**The records:**
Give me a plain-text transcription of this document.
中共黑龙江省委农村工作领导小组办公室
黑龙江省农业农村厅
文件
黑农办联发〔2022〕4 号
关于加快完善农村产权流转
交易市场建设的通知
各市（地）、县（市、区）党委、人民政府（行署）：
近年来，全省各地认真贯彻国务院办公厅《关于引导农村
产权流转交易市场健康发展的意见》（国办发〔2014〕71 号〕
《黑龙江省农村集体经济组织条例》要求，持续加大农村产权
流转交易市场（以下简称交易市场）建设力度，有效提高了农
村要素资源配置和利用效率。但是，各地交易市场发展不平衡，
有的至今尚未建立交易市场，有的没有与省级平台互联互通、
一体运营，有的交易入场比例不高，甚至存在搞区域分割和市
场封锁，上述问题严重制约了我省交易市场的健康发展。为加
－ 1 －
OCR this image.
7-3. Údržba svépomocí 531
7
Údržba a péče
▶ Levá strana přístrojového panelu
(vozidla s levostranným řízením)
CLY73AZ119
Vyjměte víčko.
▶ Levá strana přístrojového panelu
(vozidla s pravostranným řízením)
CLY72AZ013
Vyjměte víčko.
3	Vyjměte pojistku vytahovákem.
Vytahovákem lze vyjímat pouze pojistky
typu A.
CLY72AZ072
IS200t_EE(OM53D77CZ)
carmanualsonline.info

**Your instructions:** From the data above, extract every line in its exact form.

**Task solution:**
Give me a plain-text transcription of this document.
中共黑龙江省委农村工作领导小组办公室
黑龙江省农业农村厅
文件
黑农办联发〔2022〕4 号
关于加快完善农村产权流转
交易市场建设的通知
各市（地）、县（市、区）党委、人民政府（行署）：
近年来，全省各地认真贯彻国务院办公厅《关于引导农村
产权流转交易市场健康发展的意见》（国办发〔2014〕71 号〕
《黑龙江省农村集体经济组织条例》要求，持续加大农村产权
流转交易市场（以下简称交易市场）建设力度，有效提高了农
村要素资源配置和利用效率。但是，各地交易市场发展不平衡，
有的至今尚未建立交易市场，有的没有与省级平台互联互通、
一体运营，有的交易入场比例不高，甚至存在搞区域分割和市
场封锁，上述问题严重制约了我省交易市场的健康发展。为加
－ 1 －
OCR this image.
7-3. Údržba svépomocí 531
7
Údržba a péče
▶ Levá strana přístrojového panelu
(vozidla s levostranným řízením)
CLY73AZ119
Vyjměte víčko.
▶ Levá strana přístrojového panelu
(vozidla s pravostranným řízením)
CLY72AZ013
Vyjměte víčko.
3	Vyjměte pojistku vytahovákem.
Vytahovákem lze vyjímat pouze pojistky
typu A.
CLY72AZ072
IS200t_EE(OM53D77CZ)
carmanualsonline.info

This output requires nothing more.